** START Entries shown **

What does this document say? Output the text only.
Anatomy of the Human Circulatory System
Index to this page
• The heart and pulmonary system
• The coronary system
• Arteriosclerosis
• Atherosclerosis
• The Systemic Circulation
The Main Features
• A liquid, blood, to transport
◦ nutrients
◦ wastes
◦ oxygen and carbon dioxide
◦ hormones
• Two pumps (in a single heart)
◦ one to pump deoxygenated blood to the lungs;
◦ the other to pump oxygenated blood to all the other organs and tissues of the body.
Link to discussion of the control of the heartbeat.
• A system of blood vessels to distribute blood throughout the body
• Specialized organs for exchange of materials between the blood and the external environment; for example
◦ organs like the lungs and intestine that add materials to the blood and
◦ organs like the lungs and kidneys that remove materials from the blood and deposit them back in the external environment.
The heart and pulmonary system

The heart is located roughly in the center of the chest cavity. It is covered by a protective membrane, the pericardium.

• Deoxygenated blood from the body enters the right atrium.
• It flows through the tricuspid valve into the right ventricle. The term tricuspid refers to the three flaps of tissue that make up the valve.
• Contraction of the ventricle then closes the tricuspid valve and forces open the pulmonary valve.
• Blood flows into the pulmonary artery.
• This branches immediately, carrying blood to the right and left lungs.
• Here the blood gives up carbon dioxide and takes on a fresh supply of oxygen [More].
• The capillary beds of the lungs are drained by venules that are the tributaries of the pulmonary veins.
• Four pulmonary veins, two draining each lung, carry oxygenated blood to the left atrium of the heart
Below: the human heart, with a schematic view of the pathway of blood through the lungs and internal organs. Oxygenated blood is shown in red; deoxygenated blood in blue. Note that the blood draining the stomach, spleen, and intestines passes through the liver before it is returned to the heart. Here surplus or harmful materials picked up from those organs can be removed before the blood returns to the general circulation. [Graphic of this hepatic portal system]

** END Entries shown **

Requirement:
Output all of the data again, exactly.

The solution:
What does this document say? Output the text only.
Anatomy of the Human Circulatory System
Index to this page
• The heart and pulmonary system
• The coronary system
• Arteriosclerosis
• Atherosclerosis
• The Systemic Circulation
The Main Features
• A liquid, blood, to transport
◦ nutrients
◦ wastes
◦ oxygen and carbon dioxide
◦ hormones
• Two pumps (in a single heart)
◦ one to pump deoxygenated blood to the lungs;
◦ the other to pump oxygenated blood to all the other organs and tissues of the body.
Link to discussion of the control of the heartbeat.
• A system of blood vessels to distribute blood throughout the body
• Specialized organs for exchange of materials between the blood and the external environment; for example
◦ organs like the lungs and intestine that add materials to the blood and
◦ organs like the lungs and kidneys that remove materials from the blood and deposit them back in the external environment.
The heart and pulmonary system

The heart is located roughly in the center of the chest cavity. It is covered by a protective membrane, the pericardium.

• Deoxygenated blood from the body enters the right atrium.
• It flows through the tricuspid valve into the right ventricle. The term tricuspid refers to the three flaps of tissue that make up the valve.
• Contraction of the ventricle then closes the tricuspid valve and forces open the pulmonary valve.
• Blood flows into the pulmonary artery.
• This branches immediately, carrying blood to the right and left lungs.
• Here the blood gives up carbon dioxide and takes on a fresh supply of oxygen [More].
• The capillary beds of the lungs are drained by venules that are the tributaries of the pulmonary veins.
• Four pulmonary veins, two draining each lung, carry oxygenated blood to the left atrium of the heart
Below: the human heart, with a schematic view of the pathway of blood through the lungs and internal organs. Oxygenated blood is shown in red; deoxygenated blood in blue. Note that the blood draining the stomach, spleen, and intestines passes through the liver before it is returned to the heart. Here surplus or harmful materials picked up from those organs can be removed before the blood returns to the general circulation. [Graphic of this hepatic portal system]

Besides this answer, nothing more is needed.